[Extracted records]
"""

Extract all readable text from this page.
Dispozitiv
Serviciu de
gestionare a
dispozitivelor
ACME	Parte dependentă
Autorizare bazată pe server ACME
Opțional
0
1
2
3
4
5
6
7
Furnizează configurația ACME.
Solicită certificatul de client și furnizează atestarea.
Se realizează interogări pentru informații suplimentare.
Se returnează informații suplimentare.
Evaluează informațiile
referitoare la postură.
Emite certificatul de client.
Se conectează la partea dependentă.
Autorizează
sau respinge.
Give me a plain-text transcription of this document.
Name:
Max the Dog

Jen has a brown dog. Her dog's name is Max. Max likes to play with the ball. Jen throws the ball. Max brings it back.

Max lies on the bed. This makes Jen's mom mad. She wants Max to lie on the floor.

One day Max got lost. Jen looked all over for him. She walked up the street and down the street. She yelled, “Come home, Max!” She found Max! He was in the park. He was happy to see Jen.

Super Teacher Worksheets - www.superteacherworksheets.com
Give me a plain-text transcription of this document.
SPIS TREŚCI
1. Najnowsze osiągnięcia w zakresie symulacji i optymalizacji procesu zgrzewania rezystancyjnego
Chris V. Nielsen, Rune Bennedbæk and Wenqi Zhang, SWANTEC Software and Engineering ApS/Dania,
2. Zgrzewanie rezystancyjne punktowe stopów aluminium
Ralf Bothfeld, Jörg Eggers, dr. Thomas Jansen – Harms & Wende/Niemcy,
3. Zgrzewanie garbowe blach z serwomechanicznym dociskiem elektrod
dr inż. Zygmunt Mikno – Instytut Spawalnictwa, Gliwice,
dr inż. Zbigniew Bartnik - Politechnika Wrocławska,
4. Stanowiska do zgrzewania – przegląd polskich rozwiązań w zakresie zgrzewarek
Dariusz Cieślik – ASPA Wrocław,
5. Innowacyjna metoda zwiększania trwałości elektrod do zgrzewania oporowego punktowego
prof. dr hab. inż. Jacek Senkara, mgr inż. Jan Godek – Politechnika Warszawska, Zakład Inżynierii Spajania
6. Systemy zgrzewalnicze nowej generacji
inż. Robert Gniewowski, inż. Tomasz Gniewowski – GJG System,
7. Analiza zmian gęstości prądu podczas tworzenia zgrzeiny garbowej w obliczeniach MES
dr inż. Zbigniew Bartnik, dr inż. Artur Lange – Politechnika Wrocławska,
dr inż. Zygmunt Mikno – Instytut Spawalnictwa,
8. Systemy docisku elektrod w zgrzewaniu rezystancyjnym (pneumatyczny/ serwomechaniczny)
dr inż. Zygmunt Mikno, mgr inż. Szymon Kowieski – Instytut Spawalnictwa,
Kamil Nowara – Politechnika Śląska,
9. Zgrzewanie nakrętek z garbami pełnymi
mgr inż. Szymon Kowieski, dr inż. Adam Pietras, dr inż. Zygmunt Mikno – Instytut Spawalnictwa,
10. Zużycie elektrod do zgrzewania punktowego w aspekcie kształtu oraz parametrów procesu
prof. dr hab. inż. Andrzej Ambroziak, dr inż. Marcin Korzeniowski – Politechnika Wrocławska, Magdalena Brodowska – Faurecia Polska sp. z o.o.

"""

* _Problem details_: Tally the lines that hold the string "Szymon" and state the total, nothing more.

* _Expected answer_: 2